* _Requirements_
Restate the entries below verbatim.

---------- Records provided ----------

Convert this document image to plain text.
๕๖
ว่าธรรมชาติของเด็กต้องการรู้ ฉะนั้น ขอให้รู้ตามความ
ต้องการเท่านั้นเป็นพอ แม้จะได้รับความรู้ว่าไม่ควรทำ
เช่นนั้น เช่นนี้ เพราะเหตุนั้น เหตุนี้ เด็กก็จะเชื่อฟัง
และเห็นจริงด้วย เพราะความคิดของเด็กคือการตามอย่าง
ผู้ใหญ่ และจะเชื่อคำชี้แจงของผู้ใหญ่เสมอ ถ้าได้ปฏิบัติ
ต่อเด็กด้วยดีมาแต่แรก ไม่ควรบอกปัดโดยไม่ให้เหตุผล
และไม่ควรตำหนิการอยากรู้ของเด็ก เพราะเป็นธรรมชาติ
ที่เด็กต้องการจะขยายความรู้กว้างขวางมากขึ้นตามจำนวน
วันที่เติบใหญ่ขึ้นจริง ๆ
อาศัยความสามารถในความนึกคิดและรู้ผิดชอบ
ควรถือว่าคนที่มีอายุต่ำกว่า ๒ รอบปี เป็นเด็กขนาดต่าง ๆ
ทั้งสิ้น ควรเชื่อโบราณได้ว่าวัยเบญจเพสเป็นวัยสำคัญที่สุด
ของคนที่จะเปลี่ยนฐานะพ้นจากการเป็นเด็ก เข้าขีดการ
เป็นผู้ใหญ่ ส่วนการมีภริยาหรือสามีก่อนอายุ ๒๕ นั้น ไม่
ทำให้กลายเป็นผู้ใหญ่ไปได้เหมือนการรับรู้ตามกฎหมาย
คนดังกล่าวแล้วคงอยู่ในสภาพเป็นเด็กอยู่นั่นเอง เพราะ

----------

* _Output of the exercise_
Convert this document image to plain text.
๕๖
ว่าธรรมชาติของเด็กต้องการรู้ ฉะนั้น ขอให้รู้ตามความ
ต้องการเท่านั้นเป็นพอ แม้จะได้รับความรู้ว่าไม่ควรทำ
เช่นนั้น เช่นนี้ เพราะเหตุนั้น เหตุนี้ เด็กก็จะเชื่อฟัง
และเห็นจริงด้วย เพราะความคิดของเด็กคือการตามอย่าง
ผู้ใหญ่ และจะเชื่อคำชี้แจงของผู้ใหญ่เสมอ ถ้าได้ปฏิบัติ
ต่อเด็กด้วยดีมาแต่แรก ไม่ควรบอกปัดโดยไม่ให้เหตุผล
และไม่ควรตำหนิการอยากรู้ของเด็ก เพราะเป็นธรรมชาติ
ที่เด็กต้องการจะขยายความรู้กว้างขวางมากขึ้นตามจำนวน
วันที่เติบใหญ่ขึ้นจริง ๆ
อาศัยความสามารถในความนึกคิดและรู้ผิดชอบ
ควรถือว่าคนที่มีอายุต่ำกว่า ๒ รอบปี เป็นเด็กขนาดต่าง ๆ
ทั้งสิ้น ควรเชื่อโบราณได้ว่าวัยเบญจเพสเป็นวัยสำคัญที่สุด
ของคนที่จะเปลี่ยนฐานะพ้นจากการเป็นเด็ก เข้าขีดการ
เป็นผู้ใหญ่ ส่วนการมีภริยาหรือสามีก่อนอายุ ๒๕ นั้น ไม่
ทำให้กลายเป็นผู้ใหญ่ไปได้เหมือนการรับรู้ตามกฎหมาย
คนดังกล่าวแล้วคงอยู่ในสภาพเป็นเด็กอยู่นั่นเอง เพราะ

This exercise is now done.